__WHAT THIS TASK INVOLVES__.
Using the listing below, copy every line that mentions "cette".

Saved data entries
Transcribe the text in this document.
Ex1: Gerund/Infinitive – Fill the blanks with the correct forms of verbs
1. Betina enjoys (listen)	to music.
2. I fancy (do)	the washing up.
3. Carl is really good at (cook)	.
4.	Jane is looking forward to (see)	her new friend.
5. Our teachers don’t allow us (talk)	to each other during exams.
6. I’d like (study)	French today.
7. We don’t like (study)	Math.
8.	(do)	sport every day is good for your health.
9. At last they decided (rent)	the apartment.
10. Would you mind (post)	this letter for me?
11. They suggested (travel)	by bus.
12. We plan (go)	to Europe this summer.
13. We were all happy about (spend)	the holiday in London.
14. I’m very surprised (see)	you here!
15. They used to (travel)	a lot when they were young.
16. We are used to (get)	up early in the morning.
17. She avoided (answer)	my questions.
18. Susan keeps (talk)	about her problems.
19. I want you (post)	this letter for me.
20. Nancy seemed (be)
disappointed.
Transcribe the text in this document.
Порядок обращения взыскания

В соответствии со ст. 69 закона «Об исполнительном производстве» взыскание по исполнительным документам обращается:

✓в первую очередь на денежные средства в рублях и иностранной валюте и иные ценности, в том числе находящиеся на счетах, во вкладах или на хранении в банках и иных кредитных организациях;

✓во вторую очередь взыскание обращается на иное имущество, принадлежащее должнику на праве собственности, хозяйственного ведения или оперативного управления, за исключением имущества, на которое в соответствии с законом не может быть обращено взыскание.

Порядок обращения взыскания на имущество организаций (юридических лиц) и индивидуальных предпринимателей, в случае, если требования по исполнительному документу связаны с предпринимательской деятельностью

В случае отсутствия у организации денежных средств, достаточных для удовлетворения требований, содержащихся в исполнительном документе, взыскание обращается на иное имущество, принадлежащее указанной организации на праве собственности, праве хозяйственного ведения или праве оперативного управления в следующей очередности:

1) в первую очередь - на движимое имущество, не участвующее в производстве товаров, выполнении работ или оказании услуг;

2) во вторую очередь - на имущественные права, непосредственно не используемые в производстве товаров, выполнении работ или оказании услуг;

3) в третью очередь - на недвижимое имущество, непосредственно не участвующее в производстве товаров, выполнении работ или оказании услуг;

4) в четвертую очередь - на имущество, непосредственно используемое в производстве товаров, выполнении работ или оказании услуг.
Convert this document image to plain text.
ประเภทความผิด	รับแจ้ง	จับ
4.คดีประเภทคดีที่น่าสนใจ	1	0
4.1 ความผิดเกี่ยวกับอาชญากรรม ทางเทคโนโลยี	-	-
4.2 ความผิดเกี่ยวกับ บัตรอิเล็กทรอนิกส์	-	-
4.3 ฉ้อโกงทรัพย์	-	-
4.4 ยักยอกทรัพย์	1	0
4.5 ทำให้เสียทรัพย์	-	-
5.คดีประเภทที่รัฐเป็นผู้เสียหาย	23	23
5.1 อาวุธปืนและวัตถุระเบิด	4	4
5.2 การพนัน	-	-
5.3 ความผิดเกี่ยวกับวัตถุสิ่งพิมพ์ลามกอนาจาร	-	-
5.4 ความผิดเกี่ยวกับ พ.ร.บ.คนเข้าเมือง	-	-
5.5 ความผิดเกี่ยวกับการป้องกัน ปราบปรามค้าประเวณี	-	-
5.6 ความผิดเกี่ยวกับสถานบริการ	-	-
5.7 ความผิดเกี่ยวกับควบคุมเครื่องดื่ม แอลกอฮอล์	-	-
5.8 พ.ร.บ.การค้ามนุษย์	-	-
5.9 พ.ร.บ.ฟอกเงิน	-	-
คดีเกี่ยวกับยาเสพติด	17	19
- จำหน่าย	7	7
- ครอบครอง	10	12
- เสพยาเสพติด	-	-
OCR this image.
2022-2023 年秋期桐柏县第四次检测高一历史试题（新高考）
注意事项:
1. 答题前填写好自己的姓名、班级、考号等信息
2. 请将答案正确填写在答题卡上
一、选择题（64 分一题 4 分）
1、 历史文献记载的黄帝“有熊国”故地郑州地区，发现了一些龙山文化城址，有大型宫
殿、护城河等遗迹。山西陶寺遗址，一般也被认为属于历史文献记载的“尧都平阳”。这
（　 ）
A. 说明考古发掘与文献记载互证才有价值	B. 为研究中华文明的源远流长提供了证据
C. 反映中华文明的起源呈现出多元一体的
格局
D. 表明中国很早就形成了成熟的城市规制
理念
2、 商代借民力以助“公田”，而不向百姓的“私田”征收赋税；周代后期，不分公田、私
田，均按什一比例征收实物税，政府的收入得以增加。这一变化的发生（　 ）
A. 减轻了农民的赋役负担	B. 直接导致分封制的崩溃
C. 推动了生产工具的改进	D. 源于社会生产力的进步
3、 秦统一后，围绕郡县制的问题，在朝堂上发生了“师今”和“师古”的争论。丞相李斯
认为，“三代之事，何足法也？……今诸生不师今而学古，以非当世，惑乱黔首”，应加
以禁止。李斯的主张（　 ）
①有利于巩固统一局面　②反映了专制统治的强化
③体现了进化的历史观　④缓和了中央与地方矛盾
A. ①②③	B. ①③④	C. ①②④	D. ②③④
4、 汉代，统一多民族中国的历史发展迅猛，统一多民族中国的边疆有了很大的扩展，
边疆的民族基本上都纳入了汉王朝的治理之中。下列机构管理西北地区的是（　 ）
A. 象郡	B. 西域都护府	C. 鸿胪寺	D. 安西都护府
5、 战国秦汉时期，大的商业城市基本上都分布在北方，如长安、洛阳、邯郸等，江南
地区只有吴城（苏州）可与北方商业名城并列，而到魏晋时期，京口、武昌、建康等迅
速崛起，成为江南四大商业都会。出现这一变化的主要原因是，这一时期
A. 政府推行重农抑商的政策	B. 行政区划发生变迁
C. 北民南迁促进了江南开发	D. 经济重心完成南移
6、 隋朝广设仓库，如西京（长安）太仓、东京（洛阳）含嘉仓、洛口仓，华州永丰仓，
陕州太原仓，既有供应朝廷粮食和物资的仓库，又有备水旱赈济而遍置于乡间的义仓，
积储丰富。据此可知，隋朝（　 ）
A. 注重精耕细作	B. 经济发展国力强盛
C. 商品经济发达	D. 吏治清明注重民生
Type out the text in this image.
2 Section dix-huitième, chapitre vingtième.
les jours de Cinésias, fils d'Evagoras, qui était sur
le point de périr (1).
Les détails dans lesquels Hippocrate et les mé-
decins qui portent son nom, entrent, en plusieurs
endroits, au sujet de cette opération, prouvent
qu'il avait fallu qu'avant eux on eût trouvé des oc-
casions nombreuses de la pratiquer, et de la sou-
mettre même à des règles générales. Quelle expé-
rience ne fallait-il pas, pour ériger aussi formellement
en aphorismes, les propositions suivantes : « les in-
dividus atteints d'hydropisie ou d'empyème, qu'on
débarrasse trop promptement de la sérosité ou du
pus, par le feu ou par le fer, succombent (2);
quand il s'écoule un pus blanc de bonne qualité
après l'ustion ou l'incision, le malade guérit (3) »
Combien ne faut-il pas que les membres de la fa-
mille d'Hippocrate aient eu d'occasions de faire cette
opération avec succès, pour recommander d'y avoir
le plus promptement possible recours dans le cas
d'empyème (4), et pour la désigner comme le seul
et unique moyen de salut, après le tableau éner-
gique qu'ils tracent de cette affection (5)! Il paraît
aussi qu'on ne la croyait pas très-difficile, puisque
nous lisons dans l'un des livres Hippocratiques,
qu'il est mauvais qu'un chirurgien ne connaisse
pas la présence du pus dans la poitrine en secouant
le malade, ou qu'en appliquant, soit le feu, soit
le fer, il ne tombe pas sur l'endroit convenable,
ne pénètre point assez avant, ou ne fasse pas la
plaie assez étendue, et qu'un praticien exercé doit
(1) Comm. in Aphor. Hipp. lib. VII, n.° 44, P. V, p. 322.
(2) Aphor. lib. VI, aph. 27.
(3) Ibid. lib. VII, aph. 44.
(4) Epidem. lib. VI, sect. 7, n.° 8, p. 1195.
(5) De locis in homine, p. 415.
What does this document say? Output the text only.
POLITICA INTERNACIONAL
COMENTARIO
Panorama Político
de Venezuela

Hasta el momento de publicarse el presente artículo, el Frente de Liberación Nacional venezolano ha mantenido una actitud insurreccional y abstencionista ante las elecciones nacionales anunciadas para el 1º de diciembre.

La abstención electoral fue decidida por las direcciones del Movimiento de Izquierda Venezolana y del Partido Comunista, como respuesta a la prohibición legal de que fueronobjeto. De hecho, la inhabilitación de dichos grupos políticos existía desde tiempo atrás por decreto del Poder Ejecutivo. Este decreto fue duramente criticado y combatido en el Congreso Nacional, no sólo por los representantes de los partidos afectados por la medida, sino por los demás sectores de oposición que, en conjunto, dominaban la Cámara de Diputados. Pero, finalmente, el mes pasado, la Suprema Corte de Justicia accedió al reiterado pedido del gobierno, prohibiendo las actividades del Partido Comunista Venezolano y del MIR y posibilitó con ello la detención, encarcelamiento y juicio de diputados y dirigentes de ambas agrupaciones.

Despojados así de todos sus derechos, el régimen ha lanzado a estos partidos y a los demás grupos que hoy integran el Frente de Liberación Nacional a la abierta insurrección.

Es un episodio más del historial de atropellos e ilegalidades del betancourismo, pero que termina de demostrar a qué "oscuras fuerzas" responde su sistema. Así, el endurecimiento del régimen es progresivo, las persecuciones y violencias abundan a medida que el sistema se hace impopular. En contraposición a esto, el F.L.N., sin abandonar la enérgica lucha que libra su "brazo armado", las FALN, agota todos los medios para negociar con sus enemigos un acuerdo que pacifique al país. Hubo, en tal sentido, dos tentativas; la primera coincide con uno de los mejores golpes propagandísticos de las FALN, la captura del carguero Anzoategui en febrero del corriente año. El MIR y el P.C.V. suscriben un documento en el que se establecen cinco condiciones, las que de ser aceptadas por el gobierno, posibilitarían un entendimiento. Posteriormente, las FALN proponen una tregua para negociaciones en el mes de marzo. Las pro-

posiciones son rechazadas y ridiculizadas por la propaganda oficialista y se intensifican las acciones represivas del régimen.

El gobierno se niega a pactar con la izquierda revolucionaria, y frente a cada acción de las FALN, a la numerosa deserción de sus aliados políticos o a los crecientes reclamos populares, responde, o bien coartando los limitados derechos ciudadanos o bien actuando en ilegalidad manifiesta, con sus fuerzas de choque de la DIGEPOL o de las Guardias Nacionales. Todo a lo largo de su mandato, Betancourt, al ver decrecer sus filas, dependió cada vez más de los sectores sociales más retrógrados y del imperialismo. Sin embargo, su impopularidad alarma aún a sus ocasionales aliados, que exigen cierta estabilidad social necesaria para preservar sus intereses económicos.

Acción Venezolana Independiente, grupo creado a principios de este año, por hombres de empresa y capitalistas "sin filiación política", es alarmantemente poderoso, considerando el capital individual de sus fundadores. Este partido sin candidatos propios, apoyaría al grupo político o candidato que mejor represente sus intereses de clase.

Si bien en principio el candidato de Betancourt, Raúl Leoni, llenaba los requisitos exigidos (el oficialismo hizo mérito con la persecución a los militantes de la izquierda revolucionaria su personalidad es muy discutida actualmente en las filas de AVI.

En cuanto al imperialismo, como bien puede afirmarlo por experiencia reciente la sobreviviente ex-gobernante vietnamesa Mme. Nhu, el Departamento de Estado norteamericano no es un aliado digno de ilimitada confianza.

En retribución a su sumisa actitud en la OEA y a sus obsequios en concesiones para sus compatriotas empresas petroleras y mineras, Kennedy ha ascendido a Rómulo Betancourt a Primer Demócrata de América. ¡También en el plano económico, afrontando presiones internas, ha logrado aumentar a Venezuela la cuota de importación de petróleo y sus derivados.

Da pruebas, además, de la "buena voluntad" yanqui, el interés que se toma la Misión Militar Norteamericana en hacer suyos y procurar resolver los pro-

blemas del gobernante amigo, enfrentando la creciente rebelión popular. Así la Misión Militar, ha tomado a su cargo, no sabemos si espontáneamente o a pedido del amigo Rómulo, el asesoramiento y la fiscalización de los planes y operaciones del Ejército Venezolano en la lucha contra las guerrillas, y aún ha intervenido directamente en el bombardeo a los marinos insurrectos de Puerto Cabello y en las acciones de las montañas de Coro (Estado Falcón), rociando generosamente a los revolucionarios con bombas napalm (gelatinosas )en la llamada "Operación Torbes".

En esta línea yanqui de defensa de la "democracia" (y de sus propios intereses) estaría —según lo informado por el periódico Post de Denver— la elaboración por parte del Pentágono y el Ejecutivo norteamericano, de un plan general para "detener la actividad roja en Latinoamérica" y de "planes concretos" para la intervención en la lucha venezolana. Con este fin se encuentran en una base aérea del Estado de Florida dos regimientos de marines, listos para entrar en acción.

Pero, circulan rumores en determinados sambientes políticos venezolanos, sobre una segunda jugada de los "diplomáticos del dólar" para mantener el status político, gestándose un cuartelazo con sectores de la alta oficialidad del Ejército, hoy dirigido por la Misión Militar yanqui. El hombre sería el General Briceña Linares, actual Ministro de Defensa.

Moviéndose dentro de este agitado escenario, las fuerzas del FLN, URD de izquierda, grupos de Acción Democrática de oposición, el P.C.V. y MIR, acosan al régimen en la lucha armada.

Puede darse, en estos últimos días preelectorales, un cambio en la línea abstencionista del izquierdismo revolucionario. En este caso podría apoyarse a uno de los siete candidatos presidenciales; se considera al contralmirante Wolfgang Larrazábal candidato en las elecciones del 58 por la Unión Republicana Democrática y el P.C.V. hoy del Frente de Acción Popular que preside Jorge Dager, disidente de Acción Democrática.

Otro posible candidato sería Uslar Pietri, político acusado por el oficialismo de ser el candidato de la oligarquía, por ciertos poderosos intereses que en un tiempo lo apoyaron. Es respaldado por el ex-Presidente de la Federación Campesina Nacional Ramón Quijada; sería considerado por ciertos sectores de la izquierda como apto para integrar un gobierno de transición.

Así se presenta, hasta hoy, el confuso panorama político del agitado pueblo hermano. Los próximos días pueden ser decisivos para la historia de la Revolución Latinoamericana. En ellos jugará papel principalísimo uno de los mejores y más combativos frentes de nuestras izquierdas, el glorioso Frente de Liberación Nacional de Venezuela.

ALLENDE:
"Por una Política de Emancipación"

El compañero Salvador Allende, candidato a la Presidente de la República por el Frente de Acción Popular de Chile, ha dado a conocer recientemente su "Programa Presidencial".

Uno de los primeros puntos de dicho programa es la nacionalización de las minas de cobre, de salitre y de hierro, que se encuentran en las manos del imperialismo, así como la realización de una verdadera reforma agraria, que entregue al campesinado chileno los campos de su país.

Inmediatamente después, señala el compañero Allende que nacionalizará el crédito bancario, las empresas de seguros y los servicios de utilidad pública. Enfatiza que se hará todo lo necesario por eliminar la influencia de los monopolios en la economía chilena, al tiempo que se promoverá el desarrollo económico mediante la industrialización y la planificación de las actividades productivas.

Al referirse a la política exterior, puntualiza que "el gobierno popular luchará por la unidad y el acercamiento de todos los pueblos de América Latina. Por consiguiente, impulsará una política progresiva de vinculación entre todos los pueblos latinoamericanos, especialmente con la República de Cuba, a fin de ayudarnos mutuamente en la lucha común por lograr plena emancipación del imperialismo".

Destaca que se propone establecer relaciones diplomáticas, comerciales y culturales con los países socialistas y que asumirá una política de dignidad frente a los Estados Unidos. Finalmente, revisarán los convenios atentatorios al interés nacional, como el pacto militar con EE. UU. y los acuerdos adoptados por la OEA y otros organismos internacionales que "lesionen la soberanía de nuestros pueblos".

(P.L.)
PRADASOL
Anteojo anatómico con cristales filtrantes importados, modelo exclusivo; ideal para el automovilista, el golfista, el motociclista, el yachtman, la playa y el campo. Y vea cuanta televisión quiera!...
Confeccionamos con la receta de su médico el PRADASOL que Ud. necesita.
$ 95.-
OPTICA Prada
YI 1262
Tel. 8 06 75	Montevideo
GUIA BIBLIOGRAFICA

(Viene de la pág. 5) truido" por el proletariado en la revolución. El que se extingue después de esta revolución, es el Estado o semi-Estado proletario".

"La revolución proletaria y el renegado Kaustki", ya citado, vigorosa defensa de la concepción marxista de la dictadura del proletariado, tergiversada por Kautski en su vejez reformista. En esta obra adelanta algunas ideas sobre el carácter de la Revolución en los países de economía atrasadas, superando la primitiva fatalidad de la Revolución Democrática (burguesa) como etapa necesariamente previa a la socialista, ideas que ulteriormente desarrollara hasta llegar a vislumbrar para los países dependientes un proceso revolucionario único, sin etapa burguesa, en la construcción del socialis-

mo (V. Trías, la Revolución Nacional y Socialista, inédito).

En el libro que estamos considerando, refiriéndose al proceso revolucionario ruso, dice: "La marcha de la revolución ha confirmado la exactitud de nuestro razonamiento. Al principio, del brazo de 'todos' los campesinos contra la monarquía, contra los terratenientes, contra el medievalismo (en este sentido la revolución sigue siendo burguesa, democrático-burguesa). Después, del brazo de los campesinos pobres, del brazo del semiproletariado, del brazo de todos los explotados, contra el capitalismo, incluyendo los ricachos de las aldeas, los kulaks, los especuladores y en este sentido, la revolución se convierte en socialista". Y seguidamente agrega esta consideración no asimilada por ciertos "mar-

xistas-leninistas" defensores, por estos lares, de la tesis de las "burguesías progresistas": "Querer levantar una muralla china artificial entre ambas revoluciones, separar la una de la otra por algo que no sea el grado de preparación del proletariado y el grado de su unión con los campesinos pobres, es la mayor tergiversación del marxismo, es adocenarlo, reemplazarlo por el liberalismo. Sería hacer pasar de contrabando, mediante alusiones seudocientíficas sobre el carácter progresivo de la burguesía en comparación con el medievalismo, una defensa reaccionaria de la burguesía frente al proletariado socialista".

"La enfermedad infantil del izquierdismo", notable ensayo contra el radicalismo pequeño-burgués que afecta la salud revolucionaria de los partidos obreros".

__SOLVED EXERCISE__.
endroits, au sujet de cette opération, prouvent
mille d'Hippocrate aient eu d'occasions de faire cette
gique qu'ils tracent de cette affection (5)! Il paraît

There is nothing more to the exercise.